[DATASET EXTRACT — start]
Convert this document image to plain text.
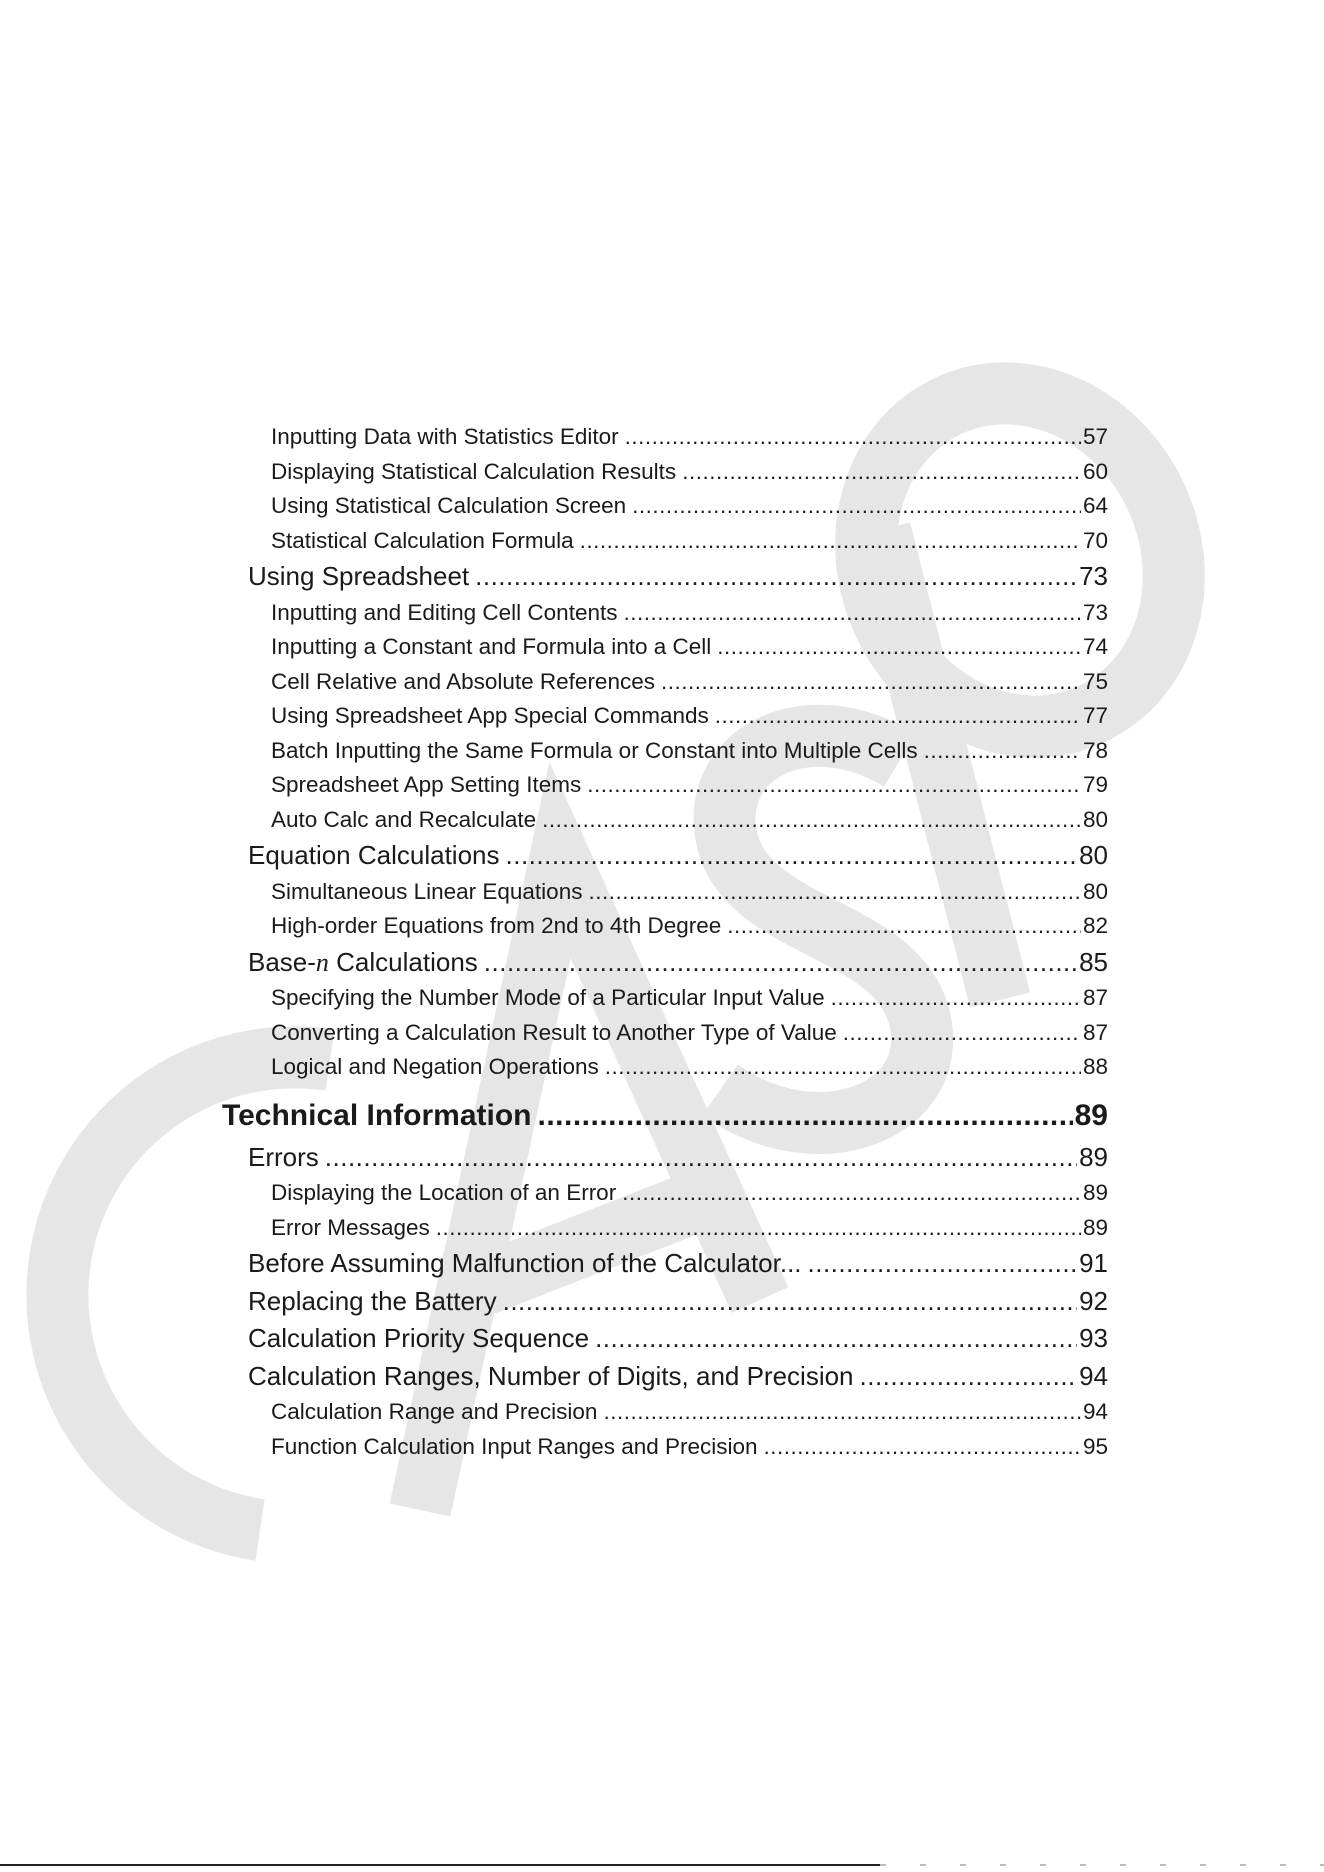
Inputting Data with Statistics Editor .....	57
Displaying Statistical Calculation Results .....	60
Using Statistical Calculation Screen .....	64
Statistical Calculation Formula .....	70
Using Spreadsheet .....	73
Inputting and Editing Cell Contents .....	73
Inputting a Constant and Formula into a Cell .....	74
Cell Relative and Absolute References .....	75
Using Spreadsheet App Special Commands .....	77
Batch Inputting the Same Formula or Constant into Multiple Cells .....	78
Spreadsheet App Setting Items .....	79
Auto Calc and Recalculate .....	80
Equation Calculations .....	80
Simultaneous Linear Equations .....	80
High-order Equations from 2nd to 4th Degree .....	82
Base-n Calculations .....	85
Specifying the Number Mode of a Particular Input Value .....	87
Converting a Calculation Result to Another Type of Value .....	87
Logical and Negation Operations .....	88
Technical Information .....	89
Errors .....	89
Displaying the Location of an Error .....	89
Error Messages .....	89
Before Assuming Malfunction of the Calculator... .....	91
Replacing the Battery .....	92
Calculation Priority Sequence .....	93
Calculation Ranges, Number of Digits, and Precision .....	94
Calculation Range and Precision .....	94
Function Calculation Input Ranges and Precision .....	95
[DATASET EXTRACT — finish]
BRIEF: Everything in the entries must come back exactly, except the pictures.

OUTPUT FOR THIS EXERCISE:
Convert this document image to plain text.
Inputting Data with Statistics Editor .....	57
Displaying Statistical Calculation Results .....	60
Using Statistical Calculation Screen .....	64
Statistical Calculation Formula .....	70
Using Spreadsheet .....	73
Inputting and Editing Cell Contents .....	73
Inputting a Constant and Formula into a Cell .....	74
Cell Relative and Absolute References .....	75
Using Spreadsheet App Special Commands .....	77
Batch Inputting the Same Formula or Constant into Multiple Cells .....	78
Spreadsheet App Setting Items .....	79
Auto Calc and Recalculate .....	80
Equation Calculations .....	80
Simultaneous Linear Equations .....	80
High-order Equations from 2nd to 4th Degree .....	82
Base-n Calculations .....	85
Specifying the Number Mode of a Particular Input Value .....	87
Converting a Calculation Result to Another Type of Value .....	87
Logical and Negation Operations .....	88
Technical Information .....	89
Errors .....	89
Displaying the Location of an Error .....	89
Error Messages .....	89
Before Assuming Malfunction of the Calculator... .....	91
Replacing the Battery .....	92
Calculation Priority Sequence .....	93
Calculation Ranges, Number of Digits, and Precision .....	94
Calculation Range and Precision .....	94
Function Calculation Input Ranges and Precision .....	95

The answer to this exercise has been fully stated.